[Dati dei riquadri degli elementi]
####

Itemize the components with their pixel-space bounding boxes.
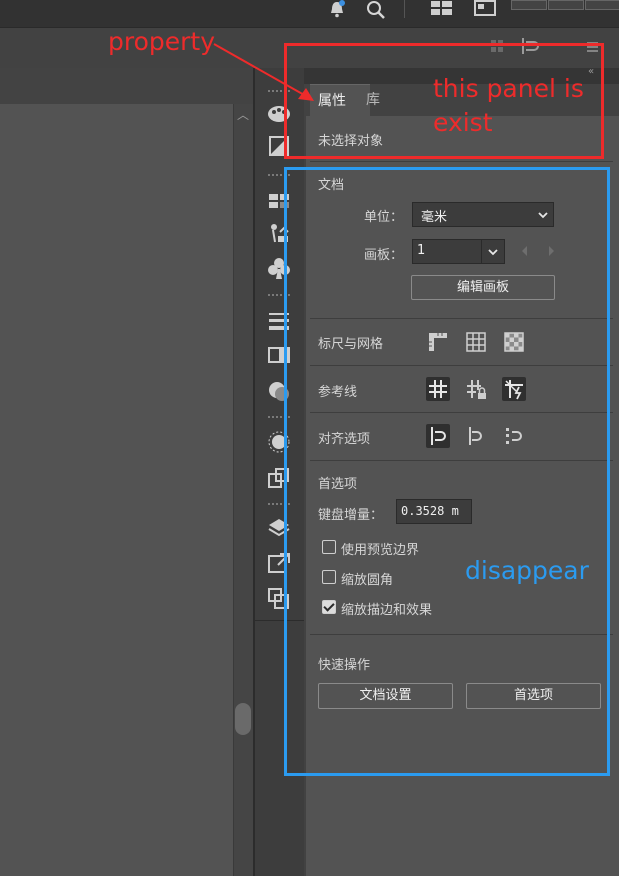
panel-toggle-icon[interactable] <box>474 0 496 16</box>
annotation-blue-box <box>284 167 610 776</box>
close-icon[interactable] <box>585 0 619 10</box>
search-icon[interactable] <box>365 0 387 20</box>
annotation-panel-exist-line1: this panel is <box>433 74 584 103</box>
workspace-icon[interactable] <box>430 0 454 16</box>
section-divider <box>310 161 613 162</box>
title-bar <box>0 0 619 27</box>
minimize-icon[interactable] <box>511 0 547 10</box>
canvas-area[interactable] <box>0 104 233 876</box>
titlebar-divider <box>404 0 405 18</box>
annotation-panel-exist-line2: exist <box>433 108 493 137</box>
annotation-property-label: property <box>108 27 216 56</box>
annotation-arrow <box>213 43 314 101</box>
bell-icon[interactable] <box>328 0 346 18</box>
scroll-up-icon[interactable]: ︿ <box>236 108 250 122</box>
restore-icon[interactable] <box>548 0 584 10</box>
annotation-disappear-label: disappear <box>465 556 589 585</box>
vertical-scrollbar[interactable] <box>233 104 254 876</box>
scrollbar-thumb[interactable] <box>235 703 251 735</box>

####

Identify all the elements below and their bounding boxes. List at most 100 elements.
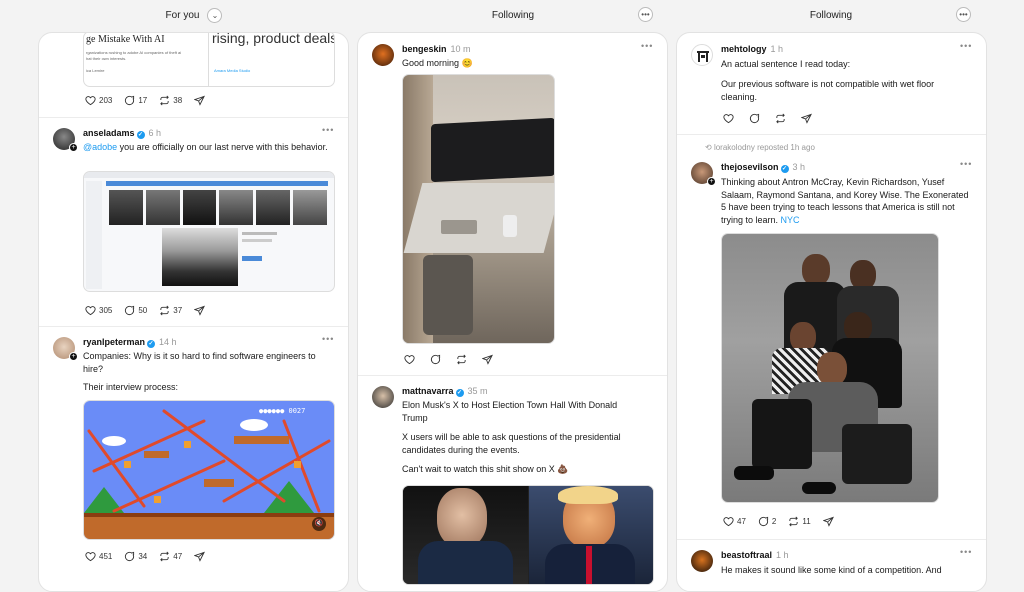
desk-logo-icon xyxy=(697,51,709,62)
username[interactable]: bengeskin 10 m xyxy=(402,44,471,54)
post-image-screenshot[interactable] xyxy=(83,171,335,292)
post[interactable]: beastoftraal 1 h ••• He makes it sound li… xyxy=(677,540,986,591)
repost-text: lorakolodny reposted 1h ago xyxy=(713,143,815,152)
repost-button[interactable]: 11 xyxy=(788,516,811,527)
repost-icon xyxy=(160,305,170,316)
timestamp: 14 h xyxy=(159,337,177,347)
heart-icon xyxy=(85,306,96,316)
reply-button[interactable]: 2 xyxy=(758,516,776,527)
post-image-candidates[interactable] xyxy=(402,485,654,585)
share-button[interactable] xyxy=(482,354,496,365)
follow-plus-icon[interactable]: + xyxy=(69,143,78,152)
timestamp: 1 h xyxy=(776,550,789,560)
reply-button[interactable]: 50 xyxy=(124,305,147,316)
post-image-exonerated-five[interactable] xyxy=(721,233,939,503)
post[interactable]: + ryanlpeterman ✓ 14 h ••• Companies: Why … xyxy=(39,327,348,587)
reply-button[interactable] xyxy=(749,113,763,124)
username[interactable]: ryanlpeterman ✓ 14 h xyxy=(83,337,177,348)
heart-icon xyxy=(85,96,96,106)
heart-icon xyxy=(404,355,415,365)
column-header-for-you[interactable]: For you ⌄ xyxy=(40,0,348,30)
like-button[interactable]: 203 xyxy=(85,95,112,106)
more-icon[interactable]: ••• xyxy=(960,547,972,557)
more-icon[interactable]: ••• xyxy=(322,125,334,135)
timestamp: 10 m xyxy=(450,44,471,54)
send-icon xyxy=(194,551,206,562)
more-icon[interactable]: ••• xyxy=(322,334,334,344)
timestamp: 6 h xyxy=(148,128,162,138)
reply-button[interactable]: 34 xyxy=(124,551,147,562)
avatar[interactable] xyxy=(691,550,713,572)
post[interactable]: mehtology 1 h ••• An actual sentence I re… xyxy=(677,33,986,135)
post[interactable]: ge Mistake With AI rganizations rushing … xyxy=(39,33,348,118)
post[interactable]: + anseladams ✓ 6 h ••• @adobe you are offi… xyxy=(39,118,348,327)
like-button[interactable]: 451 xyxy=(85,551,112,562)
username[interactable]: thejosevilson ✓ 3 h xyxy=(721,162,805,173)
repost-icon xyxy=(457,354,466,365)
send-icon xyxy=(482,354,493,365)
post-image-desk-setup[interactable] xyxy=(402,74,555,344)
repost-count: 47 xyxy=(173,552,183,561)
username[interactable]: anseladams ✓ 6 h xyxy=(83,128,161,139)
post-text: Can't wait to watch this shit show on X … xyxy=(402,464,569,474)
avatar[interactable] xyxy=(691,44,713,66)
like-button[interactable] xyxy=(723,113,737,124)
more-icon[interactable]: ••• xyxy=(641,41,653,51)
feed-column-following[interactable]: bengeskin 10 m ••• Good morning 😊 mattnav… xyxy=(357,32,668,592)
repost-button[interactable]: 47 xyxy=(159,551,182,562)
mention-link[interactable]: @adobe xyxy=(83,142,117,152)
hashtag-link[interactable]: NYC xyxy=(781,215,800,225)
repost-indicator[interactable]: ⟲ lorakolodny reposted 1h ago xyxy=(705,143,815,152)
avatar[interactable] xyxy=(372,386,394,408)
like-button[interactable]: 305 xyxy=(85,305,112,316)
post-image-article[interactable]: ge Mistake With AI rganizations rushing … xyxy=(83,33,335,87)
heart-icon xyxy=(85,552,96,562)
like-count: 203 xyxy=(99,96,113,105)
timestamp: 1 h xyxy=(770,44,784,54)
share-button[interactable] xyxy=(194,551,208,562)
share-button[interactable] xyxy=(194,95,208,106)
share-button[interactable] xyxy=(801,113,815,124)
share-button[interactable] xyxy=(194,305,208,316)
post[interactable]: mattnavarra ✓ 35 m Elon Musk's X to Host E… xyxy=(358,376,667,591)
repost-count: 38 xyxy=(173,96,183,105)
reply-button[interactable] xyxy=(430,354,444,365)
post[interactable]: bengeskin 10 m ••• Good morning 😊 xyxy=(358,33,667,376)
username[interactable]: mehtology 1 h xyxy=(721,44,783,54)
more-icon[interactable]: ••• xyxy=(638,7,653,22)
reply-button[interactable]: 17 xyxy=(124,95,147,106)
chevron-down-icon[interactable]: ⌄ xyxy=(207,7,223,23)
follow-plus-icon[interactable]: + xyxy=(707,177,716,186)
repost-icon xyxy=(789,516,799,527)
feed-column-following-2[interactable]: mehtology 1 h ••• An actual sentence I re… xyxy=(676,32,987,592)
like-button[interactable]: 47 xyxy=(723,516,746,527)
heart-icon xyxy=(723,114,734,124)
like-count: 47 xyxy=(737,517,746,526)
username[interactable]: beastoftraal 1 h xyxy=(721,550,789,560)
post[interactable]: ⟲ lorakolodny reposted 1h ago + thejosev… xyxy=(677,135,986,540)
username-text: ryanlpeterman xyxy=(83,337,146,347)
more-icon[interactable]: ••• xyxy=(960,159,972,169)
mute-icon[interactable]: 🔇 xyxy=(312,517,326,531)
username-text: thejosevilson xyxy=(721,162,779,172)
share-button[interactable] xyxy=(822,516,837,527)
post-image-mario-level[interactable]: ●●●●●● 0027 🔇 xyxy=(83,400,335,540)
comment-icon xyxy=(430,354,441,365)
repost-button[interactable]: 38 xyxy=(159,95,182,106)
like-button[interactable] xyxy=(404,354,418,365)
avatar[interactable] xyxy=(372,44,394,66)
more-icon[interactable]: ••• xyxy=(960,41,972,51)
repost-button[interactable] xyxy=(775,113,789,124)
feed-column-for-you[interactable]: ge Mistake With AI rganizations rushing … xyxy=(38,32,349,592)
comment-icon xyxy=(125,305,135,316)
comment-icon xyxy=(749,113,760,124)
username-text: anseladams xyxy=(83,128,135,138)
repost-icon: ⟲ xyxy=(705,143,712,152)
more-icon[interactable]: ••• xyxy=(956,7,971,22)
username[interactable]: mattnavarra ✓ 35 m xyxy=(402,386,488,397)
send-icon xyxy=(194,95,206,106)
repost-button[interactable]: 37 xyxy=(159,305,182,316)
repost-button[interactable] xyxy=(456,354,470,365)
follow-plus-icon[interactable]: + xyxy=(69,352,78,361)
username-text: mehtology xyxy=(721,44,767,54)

####

_CONSEGNA ESERCIZIO_: Riporta senza modifiche le righe dei dati comprese tra quella contenente "panel-toggle-icon[interactable] <box>474 0" e quella contenente "canvas-area[interactable] <box>0 104", estremi inclusi.

_RISPOSTA FINALE_:
panel-toggle-icon[interactable] <box>474 0 496 16</box>
annotation-blue-box <box>284 167 610 776</box>
close-icon[interactable] <box>585 0 619 10</box>
search-icon[interactable] <box>365 0 387 20</box>
annotation-panel-exist-line1: this panel is <box>433 74 584 103</box>
workspace-icon[interactable] <box>430 0 454 16</box>
section-divider <box>310 161 613 162</box>
title-bar <box>0 0 619 27</box>
minimize-icon[interactable] <box>511 0 547 10</box>
canvas-area[interactable] <box>0 104 233 876</box>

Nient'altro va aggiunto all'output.